[Start of RECORDS]
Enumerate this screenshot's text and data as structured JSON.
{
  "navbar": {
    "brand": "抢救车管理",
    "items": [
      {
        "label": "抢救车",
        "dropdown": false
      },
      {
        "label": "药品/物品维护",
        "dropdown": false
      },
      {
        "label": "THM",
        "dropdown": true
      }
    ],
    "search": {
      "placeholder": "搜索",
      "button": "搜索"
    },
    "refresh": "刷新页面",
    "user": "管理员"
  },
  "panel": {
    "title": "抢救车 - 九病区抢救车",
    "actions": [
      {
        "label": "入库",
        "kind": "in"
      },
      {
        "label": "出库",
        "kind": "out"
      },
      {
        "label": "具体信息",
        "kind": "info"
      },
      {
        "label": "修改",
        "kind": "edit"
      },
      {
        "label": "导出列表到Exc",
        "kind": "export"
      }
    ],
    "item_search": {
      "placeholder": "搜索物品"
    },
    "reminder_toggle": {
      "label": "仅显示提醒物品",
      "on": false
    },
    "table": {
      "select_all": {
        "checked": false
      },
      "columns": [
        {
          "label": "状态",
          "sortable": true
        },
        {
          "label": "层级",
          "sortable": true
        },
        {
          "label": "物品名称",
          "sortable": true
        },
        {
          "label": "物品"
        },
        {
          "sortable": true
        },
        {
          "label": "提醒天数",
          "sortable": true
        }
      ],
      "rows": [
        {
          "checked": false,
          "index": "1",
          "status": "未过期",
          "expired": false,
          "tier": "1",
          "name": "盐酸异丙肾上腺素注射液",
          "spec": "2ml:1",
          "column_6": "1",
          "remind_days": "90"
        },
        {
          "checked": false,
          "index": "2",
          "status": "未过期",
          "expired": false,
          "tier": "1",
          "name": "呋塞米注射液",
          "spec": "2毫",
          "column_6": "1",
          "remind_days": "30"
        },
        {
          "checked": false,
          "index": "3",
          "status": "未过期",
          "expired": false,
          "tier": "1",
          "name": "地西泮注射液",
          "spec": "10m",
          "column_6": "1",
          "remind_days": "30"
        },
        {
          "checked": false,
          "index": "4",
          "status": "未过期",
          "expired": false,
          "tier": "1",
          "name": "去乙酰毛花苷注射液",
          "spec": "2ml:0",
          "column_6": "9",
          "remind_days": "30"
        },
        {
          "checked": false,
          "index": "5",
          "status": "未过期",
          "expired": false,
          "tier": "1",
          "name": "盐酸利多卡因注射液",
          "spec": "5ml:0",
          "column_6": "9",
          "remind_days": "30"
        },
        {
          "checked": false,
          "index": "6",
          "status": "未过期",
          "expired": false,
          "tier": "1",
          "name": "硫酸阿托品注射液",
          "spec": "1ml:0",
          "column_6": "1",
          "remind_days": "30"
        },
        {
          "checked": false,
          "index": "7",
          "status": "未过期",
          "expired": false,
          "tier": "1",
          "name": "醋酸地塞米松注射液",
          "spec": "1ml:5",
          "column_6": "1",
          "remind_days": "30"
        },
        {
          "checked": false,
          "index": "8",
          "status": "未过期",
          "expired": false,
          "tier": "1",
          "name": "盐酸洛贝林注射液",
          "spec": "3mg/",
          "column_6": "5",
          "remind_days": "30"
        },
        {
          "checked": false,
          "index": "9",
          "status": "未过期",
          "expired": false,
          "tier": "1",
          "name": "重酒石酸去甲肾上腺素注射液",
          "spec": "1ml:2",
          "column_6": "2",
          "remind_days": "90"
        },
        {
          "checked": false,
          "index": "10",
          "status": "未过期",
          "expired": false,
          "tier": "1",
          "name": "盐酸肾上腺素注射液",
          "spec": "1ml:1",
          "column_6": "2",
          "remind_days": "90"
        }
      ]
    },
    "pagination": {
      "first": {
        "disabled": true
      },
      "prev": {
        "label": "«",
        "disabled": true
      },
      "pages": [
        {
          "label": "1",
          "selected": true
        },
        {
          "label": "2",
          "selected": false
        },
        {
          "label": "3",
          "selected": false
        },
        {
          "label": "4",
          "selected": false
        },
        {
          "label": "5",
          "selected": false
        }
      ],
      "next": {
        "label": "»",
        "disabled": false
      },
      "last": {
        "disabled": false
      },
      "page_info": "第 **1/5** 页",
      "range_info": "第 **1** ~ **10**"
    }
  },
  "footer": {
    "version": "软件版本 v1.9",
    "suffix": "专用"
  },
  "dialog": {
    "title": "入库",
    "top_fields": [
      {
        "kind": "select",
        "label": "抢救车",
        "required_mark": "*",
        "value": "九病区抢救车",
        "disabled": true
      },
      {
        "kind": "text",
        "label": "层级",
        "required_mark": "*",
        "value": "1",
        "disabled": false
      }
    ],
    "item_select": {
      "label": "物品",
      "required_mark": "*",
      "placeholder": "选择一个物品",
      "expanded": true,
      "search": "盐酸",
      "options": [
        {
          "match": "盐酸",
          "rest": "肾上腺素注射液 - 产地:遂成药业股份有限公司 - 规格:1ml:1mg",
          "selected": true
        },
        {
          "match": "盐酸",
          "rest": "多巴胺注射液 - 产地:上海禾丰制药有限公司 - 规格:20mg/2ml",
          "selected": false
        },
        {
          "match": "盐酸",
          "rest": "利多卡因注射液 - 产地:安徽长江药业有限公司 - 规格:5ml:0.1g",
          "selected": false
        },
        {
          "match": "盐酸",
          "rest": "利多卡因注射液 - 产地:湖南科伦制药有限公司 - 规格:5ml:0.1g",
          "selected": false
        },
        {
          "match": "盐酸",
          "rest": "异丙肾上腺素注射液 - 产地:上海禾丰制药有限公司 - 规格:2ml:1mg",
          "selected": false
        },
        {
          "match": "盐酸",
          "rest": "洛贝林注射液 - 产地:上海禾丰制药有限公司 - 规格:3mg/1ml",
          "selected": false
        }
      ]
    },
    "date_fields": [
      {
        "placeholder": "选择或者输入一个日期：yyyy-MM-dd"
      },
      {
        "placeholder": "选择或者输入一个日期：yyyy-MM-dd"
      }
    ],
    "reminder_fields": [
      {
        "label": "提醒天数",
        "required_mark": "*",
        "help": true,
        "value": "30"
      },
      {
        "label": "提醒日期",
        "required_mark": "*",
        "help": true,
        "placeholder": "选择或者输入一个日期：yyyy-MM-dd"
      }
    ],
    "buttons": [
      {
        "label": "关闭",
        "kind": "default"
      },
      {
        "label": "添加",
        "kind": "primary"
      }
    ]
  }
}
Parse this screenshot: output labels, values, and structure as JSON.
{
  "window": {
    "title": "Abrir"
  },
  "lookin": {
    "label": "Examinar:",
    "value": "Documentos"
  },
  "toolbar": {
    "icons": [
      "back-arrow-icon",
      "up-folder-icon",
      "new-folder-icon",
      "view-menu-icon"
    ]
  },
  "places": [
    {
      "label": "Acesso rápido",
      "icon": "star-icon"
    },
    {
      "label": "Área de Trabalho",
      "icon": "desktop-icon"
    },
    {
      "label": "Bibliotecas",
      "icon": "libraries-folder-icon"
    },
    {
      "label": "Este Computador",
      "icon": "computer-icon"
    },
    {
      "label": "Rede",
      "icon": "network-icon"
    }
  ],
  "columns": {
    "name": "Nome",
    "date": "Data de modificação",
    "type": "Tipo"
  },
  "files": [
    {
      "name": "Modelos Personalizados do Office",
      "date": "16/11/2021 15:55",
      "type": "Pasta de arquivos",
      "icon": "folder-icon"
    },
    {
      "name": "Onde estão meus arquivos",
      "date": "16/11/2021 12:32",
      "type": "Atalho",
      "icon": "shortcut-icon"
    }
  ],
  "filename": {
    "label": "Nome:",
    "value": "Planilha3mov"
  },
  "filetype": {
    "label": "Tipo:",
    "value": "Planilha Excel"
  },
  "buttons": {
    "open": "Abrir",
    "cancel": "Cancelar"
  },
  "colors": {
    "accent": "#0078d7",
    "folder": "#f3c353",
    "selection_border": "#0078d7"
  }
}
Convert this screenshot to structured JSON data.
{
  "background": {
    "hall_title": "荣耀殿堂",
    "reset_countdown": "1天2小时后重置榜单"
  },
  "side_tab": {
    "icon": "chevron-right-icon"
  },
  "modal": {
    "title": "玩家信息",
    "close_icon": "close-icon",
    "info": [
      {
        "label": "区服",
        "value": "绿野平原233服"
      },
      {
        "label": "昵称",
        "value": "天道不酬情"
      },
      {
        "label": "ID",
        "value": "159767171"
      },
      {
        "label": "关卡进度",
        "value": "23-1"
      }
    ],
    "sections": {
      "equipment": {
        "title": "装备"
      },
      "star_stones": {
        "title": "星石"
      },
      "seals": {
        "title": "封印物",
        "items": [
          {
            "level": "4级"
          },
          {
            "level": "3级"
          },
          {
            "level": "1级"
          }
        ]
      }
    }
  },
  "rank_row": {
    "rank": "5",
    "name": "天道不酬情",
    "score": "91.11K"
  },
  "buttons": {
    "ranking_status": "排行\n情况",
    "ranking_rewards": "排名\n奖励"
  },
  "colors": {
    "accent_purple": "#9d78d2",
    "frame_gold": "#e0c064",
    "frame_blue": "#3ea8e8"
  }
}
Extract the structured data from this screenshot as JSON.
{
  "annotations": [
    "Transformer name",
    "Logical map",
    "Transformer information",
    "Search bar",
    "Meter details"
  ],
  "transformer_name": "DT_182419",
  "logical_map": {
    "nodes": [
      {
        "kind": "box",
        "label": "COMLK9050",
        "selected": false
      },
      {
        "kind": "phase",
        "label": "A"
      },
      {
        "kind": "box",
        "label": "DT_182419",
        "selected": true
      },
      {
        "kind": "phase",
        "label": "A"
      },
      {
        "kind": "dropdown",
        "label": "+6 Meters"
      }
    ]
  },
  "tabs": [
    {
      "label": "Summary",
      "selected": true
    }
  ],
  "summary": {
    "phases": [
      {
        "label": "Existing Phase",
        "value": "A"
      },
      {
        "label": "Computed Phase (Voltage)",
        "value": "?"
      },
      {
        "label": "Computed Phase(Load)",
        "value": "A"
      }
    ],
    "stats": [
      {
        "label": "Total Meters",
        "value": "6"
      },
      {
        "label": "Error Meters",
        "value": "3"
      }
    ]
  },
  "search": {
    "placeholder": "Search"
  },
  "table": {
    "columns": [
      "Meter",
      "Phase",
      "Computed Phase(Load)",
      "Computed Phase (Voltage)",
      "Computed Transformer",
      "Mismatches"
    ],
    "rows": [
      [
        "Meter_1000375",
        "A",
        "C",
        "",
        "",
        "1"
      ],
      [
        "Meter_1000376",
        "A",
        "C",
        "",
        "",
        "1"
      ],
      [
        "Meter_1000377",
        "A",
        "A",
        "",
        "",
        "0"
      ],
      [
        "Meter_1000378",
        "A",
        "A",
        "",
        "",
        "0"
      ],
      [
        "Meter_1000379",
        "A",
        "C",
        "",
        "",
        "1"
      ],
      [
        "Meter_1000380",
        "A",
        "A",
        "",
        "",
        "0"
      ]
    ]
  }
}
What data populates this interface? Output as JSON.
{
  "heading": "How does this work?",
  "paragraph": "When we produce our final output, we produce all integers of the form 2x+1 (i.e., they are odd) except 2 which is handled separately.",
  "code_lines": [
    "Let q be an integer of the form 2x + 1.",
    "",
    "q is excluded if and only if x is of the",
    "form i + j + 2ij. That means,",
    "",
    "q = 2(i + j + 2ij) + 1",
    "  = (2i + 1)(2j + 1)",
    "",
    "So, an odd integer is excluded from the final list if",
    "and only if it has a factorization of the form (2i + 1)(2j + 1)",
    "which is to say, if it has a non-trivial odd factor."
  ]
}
[End of RECORDS]
From the records above, report the count of lines containing "arquivos" and nothing more.

WRITTEN SOLUTION |
2